[Dataset rows about figures]
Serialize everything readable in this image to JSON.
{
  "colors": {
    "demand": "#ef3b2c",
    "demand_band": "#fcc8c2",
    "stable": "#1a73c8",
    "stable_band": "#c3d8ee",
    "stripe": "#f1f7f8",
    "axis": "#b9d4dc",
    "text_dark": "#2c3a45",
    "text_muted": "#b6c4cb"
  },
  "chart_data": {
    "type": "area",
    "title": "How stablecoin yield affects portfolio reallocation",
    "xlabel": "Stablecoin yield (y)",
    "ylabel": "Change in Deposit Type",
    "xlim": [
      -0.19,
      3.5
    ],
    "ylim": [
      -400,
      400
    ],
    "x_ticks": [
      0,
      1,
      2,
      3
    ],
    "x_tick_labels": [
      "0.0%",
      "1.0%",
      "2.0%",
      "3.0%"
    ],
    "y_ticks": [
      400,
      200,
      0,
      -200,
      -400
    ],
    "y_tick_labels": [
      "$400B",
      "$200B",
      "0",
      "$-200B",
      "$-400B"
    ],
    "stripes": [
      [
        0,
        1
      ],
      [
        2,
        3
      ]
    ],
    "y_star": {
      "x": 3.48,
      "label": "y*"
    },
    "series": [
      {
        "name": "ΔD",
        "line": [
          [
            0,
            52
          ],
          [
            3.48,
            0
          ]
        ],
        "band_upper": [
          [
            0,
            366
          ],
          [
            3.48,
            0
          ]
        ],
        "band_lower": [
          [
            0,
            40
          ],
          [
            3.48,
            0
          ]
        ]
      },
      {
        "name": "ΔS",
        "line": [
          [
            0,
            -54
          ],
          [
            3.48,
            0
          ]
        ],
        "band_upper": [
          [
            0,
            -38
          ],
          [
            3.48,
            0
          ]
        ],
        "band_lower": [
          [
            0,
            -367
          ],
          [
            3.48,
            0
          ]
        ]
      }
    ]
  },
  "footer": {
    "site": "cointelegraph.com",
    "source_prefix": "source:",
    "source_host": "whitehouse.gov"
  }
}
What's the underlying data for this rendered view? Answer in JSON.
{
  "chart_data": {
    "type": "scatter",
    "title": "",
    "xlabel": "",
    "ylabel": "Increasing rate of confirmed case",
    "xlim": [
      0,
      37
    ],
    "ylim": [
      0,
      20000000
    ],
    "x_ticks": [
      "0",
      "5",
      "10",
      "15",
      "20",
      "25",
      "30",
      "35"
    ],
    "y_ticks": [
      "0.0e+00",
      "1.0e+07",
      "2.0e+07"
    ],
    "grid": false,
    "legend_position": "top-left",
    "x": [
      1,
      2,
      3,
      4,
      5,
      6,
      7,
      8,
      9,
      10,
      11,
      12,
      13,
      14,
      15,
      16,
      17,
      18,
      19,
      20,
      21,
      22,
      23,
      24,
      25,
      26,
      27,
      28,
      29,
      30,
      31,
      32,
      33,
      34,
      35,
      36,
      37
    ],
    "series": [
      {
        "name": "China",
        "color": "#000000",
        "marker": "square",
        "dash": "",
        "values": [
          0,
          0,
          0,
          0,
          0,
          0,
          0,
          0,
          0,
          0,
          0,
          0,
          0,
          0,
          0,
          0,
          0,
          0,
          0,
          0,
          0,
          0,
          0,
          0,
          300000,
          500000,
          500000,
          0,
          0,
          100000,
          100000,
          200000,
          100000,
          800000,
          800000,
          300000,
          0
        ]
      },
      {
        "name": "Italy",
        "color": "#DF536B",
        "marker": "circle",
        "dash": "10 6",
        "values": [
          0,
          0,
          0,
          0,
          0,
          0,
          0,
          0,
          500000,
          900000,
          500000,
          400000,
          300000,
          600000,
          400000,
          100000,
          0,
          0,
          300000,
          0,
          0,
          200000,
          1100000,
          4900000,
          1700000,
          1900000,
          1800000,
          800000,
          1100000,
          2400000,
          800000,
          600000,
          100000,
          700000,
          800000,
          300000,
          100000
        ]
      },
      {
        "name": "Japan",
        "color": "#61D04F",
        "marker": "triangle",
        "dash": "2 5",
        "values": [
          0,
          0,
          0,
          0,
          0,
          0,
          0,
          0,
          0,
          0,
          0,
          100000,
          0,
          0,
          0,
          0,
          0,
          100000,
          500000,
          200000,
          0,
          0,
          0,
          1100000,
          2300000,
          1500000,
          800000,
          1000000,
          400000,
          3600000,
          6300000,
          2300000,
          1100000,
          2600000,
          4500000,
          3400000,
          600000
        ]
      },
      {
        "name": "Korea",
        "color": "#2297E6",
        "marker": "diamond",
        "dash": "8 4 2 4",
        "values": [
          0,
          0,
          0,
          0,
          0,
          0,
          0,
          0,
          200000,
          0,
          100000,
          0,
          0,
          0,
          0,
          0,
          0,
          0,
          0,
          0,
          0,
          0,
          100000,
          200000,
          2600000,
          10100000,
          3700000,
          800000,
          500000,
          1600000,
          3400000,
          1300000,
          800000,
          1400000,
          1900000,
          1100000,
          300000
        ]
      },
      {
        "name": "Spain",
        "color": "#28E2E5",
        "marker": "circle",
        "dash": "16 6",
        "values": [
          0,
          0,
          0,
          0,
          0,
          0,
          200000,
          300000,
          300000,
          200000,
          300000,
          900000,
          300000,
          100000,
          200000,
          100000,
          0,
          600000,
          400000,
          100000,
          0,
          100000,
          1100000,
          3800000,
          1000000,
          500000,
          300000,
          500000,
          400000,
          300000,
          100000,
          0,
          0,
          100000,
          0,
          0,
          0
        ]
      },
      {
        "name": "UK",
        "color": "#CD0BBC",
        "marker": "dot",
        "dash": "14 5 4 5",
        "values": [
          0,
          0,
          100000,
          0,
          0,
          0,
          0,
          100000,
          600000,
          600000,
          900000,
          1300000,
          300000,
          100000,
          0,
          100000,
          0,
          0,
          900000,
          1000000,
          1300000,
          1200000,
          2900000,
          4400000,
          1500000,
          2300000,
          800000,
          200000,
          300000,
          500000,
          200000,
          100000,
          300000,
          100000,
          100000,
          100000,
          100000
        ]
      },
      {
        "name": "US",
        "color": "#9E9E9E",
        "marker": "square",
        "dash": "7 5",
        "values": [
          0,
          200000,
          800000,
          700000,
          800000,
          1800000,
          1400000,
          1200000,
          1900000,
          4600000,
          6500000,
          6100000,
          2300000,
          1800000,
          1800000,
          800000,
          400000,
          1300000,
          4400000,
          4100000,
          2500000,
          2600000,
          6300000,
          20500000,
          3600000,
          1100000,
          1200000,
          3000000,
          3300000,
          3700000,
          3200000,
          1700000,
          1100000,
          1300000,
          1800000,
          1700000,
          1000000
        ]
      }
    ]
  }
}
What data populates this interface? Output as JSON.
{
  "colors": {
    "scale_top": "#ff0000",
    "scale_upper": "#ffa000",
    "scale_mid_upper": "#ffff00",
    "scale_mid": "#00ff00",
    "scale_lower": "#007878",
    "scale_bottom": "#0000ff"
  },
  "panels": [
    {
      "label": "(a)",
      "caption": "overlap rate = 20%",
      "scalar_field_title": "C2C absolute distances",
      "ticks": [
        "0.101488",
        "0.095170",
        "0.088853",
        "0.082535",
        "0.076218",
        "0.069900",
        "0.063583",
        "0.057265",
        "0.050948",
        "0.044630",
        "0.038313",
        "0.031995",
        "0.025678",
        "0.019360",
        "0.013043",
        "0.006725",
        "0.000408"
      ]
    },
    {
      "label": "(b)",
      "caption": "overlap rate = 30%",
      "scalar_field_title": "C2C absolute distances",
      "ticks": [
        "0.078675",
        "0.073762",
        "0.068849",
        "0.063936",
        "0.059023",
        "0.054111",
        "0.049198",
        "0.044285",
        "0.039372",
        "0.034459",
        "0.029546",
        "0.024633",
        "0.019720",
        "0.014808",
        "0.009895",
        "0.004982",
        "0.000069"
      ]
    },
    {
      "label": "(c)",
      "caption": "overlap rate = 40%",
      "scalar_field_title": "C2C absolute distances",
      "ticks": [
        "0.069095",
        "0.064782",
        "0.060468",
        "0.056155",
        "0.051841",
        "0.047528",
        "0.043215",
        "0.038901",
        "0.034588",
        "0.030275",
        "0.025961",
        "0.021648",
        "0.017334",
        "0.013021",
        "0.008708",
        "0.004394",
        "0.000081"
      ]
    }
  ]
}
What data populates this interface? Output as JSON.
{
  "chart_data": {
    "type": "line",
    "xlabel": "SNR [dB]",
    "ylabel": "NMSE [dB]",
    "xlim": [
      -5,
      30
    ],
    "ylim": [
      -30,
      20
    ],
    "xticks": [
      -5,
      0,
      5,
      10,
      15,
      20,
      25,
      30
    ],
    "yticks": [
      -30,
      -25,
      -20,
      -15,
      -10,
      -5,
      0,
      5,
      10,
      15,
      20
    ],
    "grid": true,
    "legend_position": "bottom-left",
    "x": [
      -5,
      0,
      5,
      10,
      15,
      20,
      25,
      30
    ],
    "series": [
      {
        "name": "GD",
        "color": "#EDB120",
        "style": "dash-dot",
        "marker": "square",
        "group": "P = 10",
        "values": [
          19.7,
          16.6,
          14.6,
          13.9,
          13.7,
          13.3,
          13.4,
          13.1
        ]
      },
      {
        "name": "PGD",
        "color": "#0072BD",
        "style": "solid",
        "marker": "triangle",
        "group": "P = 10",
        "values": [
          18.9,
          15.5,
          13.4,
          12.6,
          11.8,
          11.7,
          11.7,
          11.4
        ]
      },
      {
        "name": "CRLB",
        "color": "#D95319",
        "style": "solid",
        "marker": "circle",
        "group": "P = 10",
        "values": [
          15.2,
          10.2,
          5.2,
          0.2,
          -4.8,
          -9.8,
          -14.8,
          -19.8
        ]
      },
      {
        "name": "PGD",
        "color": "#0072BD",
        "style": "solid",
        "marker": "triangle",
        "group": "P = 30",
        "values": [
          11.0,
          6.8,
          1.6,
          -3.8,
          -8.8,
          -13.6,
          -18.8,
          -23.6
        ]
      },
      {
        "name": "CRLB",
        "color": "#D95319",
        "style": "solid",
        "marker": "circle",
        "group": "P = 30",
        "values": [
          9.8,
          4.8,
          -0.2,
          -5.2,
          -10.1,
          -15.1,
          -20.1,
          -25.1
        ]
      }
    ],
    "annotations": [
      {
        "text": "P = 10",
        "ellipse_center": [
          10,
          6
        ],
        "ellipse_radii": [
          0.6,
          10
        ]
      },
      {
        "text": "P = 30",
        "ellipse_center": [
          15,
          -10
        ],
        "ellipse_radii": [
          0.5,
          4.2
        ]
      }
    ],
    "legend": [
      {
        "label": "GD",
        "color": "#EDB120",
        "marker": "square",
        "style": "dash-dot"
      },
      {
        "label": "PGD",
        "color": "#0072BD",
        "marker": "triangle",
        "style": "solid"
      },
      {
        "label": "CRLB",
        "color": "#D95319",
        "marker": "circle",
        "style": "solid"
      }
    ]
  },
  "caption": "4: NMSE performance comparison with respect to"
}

**Brief**:
Which lines contain "dash"? Show each of them.

**Completed task**:
        "dash": "",
        "dash": "10 6",
        "dash": "2 5",
        "dash": "8 4 2 4",
        "dash": "16 6",
        "dash": "14 5 4 5",
        "dash": "7 5",
        "style": "dash-dot",
        "style": "dash-dot"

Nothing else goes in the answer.